Start of Dataset content
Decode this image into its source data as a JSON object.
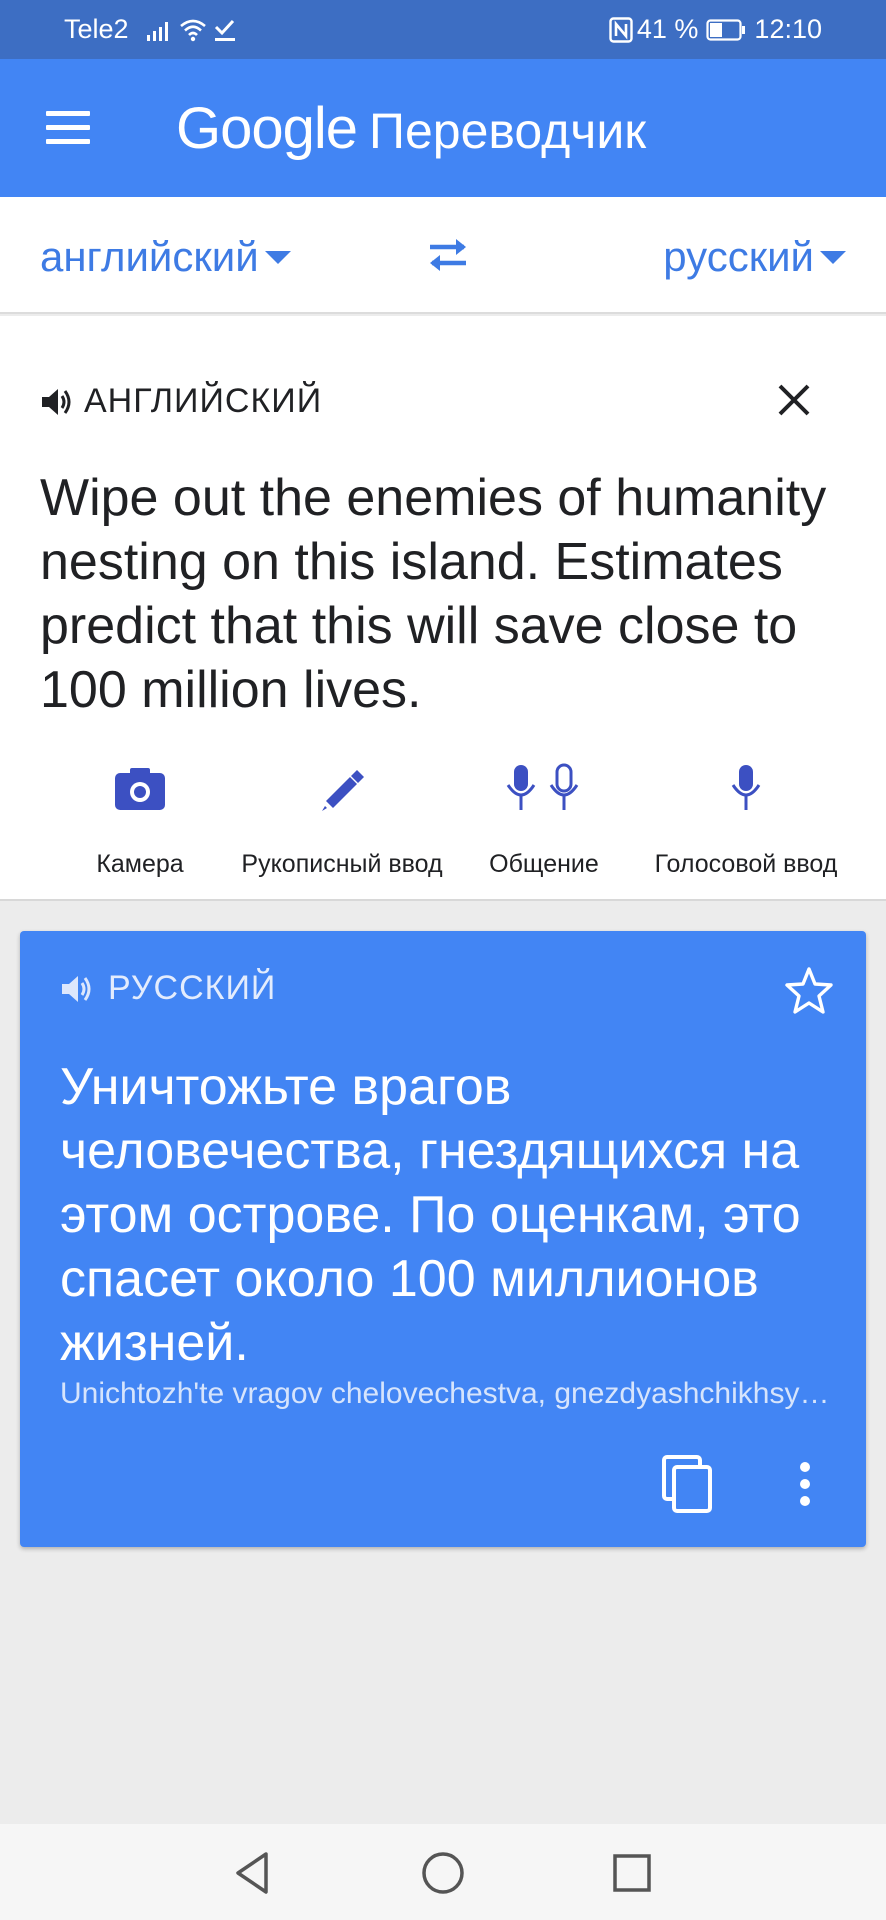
{
  "status_bar": {
    "carrier": "Tele2",
    "battery": "41 %",
    "time": "12:10",
    "icons": [
      "signal-icon",
      "wifi-icon",
      "check-icon",
      "nfc-icon",
      "battery-icon"
    ]
  },
  "app_bar": {
    "logo": "Google",
    "product": "Переводчик",
    "menu_icon": "menu-icon"
  },
  "languages": {
    "source": "английский",
    "target": "русский",
    "swap_icon": "swap-icon"
  },
  "input": {
    "language_label": "АНГЛИЙСКИЙ",
    "text": "Wipe out the enemies of humanity nesting on this island. Estimates predict that this will save close to 100 million lives.",
    "tools": [
      {
        "label": "Камера",
        "icon": "camera-icon"
      },
      {
        "label": "Рукописный ввод",
        "icon": "pen-icon"
      },
      {
        "label": "Общение",
        "icon": "conversation-icon"
      },
      {
        "label": "Голосовой ввод",
        "icon": "mic-icon"
      }
    ]
  },
  "output": {
    "language_label": "РУССКИЙ",
    "text": "Уничтожьте врагов человечества, гнездящихся на этом острове.  По оценкам, это спасет около 100 миллионов жизней.",
    "transliteration": "Unichtozh'te vragov chelovechestva, gnezdyashchikhsya na etom ostrove."
  },
  "colors": {
    "status_bar": "#3d6ec3",
    "app_bar": "#4285f4",
    "accent_text": "#3e7be4",
    "result_card": "#4285f4",
    "background": "#ececec"
  }
}
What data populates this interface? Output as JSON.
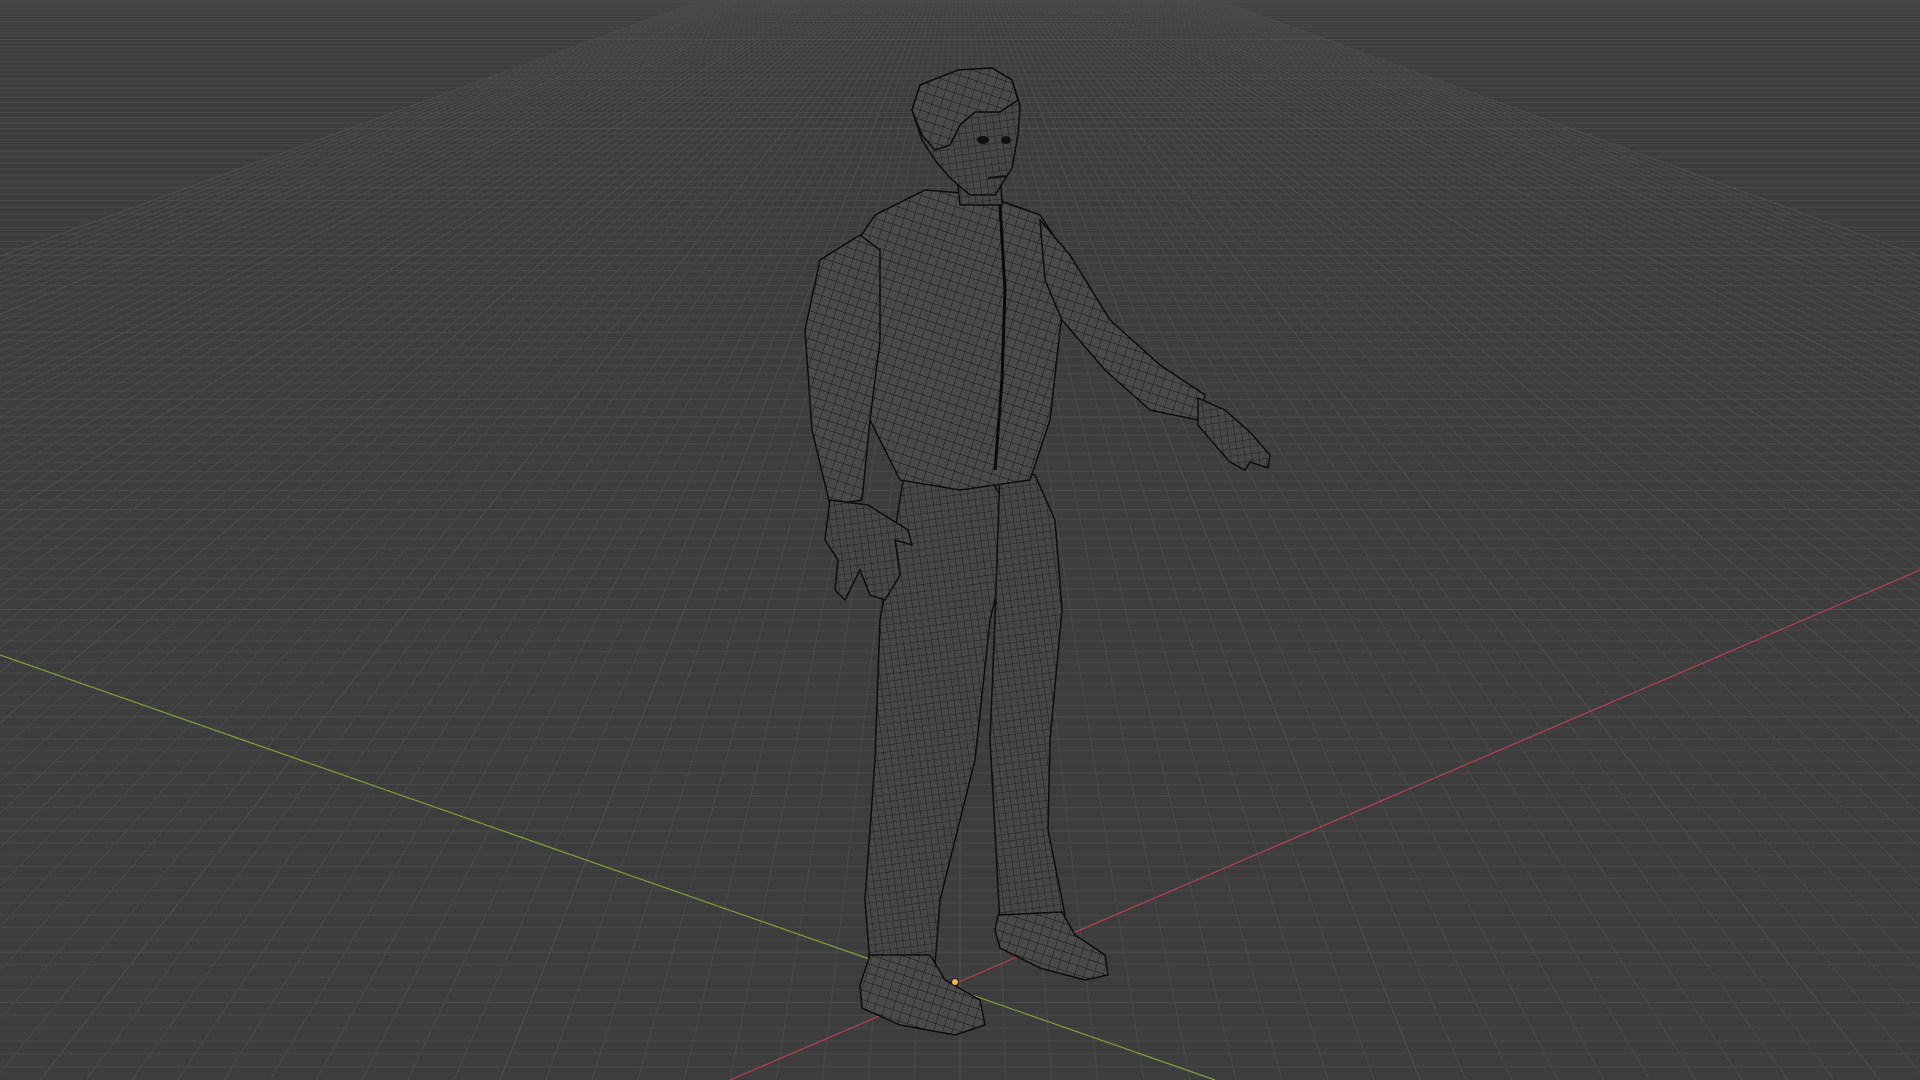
{
  "viewport": {
    "background": "#3d3d3d",
    "grid_color": "#555555",
    "grid_major_color": "#5e5e5e",
    "x_axis_color": "#b8404c",
    "y_axis_color": "#7fa03a",
    "origin_color": "#f2b94a"
  },
  "scene": {
    "object_mode": "wireframe",
    "object_type": "human-figure",
    "wire_color": "#111111",
    "fill_color": "#4a4a4a"
  }
}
End of Dataset content
# Written problem:
In the records above, collect each line with "source".

# Answer to this task:
Decode this image into its source data as a JSON object.
    "source": "английский",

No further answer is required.